* [Stated exercise] Extract every line where the string "document" appears.

* [Data listing]
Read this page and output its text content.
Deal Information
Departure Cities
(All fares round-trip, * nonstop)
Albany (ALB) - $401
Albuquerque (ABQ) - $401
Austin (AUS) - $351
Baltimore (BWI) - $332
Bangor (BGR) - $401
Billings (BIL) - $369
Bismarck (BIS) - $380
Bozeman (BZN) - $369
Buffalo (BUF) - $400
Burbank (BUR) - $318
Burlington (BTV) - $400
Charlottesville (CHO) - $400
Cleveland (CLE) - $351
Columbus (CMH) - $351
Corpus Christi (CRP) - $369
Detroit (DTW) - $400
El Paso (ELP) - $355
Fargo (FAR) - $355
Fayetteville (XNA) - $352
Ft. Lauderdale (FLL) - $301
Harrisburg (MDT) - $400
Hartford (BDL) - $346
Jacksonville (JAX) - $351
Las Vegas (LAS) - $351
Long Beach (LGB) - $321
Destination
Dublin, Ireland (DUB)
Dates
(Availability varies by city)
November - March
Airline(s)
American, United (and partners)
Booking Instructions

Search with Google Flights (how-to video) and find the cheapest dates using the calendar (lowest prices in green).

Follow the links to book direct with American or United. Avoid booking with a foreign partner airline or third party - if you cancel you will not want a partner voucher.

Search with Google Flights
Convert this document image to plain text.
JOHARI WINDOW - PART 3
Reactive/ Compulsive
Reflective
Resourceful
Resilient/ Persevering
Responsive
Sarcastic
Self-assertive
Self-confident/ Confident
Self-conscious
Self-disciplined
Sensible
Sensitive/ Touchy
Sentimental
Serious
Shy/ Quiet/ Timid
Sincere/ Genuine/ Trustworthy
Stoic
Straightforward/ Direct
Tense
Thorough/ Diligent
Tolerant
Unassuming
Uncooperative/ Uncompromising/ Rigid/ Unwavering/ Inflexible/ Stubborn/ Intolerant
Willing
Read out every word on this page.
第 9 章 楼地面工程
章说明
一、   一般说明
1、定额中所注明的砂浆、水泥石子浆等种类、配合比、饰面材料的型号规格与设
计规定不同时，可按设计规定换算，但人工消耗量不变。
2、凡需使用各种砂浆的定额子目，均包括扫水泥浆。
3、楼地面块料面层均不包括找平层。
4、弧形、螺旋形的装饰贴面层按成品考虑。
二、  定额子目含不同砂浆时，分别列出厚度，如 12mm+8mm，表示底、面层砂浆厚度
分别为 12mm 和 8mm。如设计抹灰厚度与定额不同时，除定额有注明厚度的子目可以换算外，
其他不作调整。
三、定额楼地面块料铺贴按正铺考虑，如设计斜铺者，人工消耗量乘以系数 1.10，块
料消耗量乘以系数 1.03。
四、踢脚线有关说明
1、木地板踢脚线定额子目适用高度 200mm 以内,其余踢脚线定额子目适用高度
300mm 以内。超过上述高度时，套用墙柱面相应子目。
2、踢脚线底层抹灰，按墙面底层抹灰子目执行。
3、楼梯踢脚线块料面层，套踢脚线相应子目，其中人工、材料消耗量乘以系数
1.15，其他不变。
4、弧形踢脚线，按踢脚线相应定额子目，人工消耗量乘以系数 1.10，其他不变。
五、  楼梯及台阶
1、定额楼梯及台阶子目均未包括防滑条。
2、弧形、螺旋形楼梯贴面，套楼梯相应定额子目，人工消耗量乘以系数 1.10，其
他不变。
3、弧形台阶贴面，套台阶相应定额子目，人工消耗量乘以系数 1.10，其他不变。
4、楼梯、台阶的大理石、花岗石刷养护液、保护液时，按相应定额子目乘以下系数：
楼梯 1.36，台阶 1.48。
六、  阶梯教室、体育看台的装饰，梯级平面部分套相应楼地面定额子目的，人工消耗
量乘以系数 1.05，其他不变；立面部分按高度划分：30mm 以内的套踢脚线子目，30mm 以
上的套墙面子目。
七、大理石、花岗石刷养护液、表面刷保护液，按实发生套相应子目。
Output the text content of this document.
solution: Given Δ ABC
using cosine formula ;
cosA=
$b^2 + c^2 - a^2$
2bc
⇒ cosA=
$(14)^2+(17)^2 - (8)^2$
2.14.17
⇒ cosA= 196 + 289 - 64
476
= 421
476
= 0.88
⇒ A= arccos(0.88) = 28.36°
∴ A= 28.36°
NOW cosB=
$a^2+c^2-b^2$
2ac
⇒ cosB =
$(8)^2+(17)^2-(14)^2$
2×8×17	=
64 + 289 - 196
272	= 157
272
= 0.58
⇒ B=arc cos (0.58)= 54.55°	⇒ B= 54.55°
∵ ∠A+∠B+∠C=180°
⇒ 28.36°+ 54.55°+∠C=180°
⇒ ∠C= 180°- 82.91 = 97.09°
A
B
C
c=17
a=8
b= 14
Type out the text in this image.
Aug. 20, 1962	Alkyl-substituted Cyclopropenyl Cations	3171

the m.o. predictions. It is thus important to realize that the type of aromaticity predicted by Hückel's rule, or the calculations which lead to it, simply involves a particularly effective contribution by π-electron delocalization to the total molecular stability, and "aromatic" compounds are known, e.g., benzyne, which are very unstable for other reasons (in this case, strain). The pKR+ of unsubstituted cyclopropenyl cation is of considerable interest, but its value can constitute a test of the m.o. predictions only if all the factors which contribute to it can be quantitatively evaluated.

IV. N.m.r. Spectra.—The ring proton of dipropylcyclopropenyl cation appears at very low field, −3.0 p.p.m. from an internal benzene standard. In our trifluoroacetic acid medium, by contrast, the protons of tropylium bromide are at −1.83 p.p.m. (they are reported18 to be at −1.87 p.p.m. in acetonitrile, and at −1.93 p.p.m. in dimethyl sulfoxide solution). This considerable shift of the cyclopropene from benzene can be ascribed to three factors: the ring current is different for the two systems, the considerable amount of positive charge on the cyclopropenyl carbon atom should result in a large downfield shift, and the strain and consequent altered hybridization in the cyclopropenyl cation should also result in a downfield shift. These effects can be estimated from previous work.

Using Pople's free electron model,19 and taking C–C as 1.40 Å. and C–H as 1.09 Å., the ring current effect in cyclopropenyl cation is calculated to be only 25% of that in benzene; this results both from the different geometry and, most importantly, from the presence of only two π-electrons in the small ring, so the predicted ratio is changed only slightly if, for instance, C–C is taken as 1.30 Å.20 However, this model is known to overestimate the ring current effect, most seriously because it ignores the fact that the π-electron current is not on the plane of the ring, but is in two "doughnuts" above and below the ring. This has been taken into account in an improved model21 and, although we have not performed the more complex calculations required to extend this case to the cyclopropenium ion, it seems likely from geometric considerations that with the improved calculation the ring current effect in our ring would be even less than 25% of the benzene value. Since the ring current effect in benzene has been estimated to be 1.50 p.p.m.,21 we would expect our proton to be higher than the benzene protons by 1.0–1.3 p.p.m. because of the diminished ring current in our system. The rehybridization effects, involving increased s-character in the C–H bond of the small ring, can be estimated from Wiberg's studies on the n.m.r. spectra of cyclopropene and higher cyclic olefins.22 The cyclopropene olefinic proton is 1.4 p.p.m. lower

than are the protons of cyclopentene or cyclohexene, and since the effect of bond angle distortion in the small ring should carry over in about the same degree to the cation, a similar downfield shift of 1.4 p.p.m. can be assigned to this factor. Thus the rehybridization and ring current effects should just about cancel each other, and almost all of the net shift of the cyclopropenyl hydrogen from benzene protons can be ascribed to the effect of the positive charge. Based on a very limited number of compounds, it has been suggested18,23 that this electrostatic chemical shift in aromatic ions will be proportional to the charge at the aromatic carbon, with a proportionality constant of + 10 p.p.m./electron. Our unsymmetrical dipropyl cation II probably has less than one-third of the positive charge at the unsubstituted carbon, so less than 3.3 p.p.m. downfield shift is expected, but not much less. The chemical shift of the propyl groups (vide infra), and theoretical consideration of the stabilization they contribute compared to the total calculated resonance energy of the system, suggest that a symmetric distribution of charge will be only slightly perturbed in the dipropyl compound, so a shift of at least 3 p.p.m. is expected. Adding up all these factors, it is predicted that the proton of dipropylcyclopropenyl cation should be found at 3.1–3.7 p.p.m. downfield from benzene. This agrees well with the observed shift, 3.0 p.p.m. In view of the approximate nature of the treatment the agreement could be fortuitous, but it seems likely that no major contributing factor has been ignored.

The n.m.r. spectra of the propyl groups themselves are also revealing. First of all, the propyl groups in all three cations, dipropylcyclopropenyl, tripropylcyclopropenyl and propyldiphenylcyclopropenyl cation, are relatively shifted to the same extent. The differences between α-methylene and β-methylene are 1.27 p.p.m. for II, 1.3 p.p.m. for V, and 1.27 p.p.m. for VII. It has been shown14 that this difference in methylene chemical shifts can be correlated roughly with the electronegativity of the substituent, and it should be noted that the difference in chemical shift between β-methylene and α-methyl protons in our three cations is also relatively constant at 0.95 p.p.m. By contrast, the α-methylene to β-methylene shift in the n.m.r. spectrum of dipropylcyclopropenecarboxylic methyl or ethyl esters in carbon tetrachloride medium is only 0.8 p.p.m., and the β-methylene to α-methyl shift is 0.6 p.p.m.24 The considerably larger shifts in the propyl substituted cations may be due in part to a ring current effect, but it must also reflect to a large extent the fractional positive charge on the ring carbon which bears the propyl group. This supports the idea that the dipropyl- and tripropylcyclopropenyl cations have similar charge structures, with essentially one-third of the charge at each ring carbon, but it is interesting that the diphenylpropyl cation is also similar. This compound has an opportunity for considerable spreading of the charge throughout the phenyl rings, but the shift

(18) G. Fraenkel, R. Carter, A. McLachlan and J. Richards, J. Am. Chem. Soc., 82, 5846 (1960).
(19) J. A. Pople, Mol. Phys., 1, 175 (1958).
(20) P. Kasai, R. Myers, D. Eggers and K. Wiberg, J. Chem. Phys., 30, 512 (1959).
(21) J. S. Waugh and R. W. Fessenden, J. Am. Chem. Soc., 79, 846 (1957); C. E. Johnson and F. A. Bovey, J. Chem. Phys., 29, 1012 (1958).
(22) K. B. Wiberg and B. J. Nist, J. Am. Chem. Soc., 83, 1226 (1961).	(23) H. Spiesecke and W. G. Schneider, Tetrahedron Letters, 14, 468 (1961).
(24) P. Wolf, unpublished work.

* [Finished task]
Convert this document image to plain text.
Output the text content of this document.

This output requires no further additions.